• [Task requirements]: Check each line of the listing for the word "JSON" and give only the number of lines that have it.

• [Records shown]:
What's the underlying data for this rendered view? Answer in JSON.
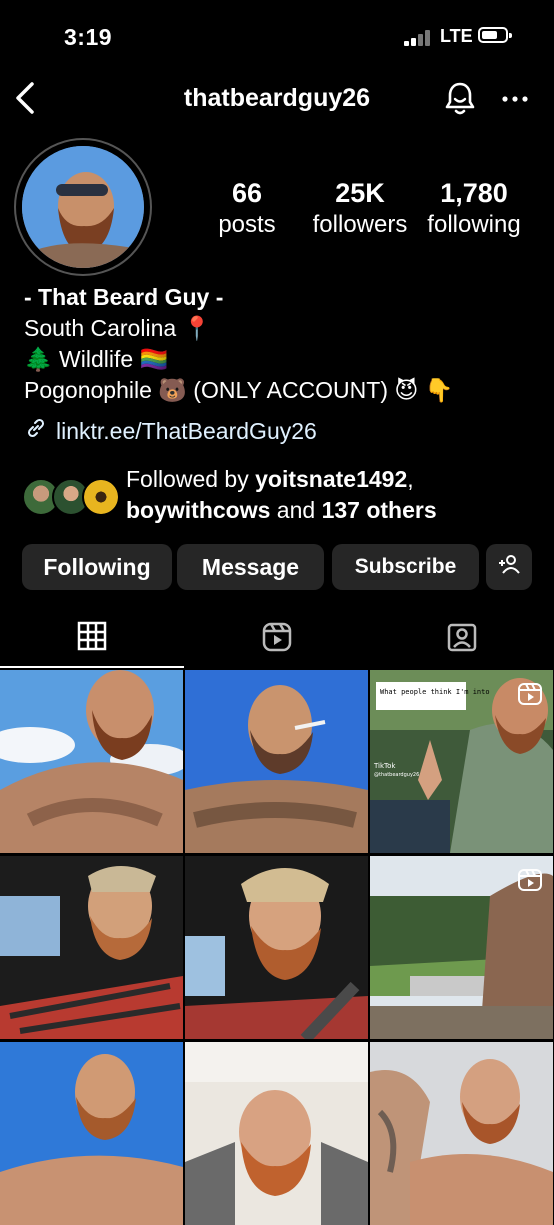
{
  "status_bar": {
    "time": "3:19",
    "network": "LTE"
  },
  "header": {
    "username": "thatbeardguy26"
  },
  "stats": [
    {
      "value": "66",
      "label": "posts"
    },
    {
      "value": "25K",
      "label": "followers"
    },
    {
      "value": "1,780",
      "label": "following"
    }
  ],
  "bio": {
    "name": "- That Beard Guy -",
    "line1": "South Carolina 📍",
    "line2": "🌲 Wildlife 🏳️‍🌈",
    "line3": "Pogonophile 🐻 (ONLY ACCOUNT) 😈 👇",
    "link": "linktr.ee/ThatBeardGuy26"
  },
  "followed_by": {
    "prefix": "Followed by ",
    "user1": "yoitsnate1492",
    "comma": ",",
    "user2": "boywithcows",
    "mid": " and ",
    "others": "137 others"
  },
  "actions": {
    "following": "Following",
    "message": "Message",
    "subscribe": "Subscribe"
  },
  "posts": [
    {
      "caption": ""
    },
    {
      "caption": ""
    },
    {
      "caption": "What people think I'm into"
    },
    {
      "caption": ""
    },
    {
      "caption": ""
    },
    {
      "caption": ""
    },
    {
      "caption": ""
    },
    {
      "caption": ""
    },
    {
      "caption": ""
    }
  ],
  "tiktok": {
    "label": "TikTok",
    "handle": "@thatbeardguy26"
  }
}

--

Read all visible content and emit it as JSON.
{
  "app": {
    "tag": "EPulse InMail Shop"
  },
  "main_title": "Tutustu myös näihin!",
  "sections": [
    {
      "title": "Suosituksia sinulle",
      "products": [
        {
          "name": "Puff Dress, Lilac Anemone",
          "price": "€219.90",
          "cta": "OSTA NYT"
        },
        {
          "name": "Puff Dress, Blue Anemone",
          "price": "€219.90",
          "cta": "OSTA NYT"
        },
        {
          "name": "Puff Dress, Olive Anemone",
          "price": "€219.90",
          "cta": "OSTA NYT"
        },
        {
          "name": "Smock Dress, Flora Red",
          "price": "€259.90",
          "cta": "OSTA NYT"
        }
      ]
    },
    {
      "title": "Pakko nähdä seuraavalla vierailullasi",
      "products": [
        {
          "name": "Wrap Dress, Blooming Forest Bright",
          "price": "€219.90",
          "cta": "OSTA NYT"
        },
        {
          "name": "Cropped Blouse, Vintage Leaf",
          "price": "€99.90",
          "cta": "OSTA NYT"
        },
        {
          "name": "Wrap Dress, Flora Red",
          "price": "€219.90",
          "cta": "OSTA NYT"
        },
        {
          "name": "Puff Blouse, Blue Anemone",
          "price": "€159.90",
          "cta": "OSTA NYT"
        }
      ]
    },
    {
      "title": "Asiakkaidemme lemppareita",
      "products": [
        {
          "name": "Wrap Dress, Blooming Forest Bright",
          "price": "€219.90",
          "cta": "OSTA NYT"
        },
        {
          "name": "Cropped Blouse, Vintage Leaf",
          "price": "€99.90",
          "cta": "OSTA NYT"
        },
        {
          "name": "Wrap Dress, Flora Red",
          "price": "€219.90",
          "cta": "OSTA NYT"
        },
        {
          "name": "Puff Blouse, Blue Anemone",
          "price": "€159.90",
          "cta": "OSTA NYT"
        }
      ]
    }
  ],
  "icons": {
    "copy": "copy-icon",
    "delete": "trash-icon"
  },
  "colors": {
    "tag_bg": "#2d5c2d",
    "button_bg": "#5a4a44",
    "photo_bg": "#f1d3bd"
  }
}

• [Solution for this problem]: 2